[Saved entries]
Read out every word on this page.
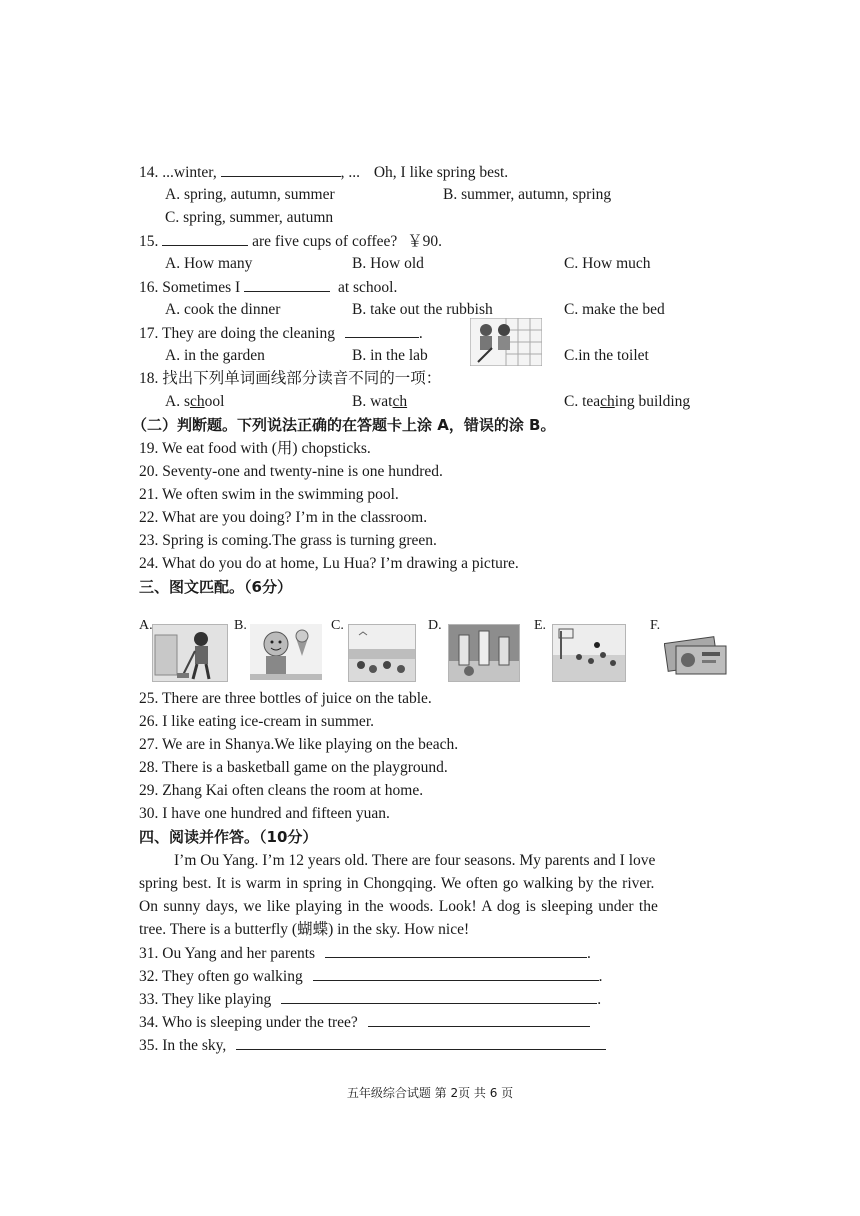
14. ...winter,	, ... Oh, I like spring best.
A. spring, autumn, summer	B. summer, autumn, spring
C. spring, summer, autumn
15.	are five cups of coffee? ￥90.
A. How many	B. How old	C. How much
16. Sometimes I	at school.
A. cook the dinner	B. take out the rubbish	C. make the bed
17. They are doing the cleaning	.
A. in the garden	B. in the lab	C.in the toilet
18. 找出下列单词画线部分读音不同的一项：
A. school	B. watch	C. teaching building
（二）判断题。下列说法正确的在答题卡上涂 A，错误的涂 B。
19. We eat food with (用) chopsticks.
20. Seventy-one and twenty-nine is one hundred.
21. We often swim in the swimming pool.
22. What are you doing? I’m in the classroom.
23. Spring is coming.The grass is turning green.
24. What do you do at home, Lu Hua? I’m drawing a picture.
三、图文匹配。（6分）
A.	B.	C.	D.	E.	F.
25. There are three bottles of juice on the table.
26. I like eating ice-cream in summer.
27. We are in Shanya.We like playing on the beach.
28. There is a basketball game on the playground.
29. Zhang Kai often cleans the room at home.
30. I have one hundred and fifteen yuan.
四、阅读并作答。（10分）
I’m Ou Yang. I’m 12 years old. There are four seasons. My parents and I love
spring best. It is warm in spring in Chongqing. We often go walking by the river.
On sunny days, we like playing in the woods. Look! A dog is sleeping under the
tree. There is a butterfly (蝴蝶) in the sky. How nice!
31. Ou Yang and her parents	.
32. They often go walking	.
33. They like playing	.
34. Who is sleeping under the tree?
35. In the sky,
五年级综合试题 第 2页 共 6 页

__TASK BRIEF__: Output an exact copy of the material, with the pictures removed.

__TASK OUTPUT__:
Read out every word on this page.
14. ...winter,	, ... Oh, I like spring best.
A. spring, autumn, summer	B. summer, autumn, spring
C. spring, summer, autumn
15.	are five cups of coffee? ￥90.
A. How many	B. How old	C. How much
16. Sometimes I	at school.
A. cook the dinner	B. take out the rubbish	C. make the bed
17. They are doing the cleaning	.
A. in the garden	B. in the lab	C.in the toilet
18. 找出下列单词画线部分读音不同的一项：
A. school	B. watch	C. teaching building
（二）判断题。下列说法正确的在答题卡上涂 A，错误的涂 B。
19. We eat food with (用) chopsticks.
20. Seventy-one and twenty-nine is one hundred.
21. We often swim in the swimming pool.
22. What are you doing? I’m in the classroom.
23. Spring is coming.The grass is turning green.
24. What do you do at home, Lu Hua? I’m drawing a picture.
三、图文匹配。（6分）
A.	B.	C.	D.	E.	F.
25. There are three bottles of juice on the table.
26. I like eating ice-cream in summer.
27. We are in Shanya.We like playing on the beach.
28. There is a basketball game on the playground.
29. Zhang Kai often cleans the room at home.
30. I have one hundred and fifteen yuan.
四、阅读并作答。（10分）
I’m Ou Yang. I’m 12 years old. There are four seasons. My parents and I love
spring best. It is warm in spring in Chongqing. We often go walking by the river.
On sunny days, we like playing in the woods. Look! A dog is sleeping under the
tree. There is a butterfly (蝴蝶) in the sky. How nice!
31. Ou Yang and her parents	.
32. They often go walking	.
33. They like playing	.
34. Who is sleeping under the tree?
35. In the sky,
五年级综合试题 第 2页 共 6 页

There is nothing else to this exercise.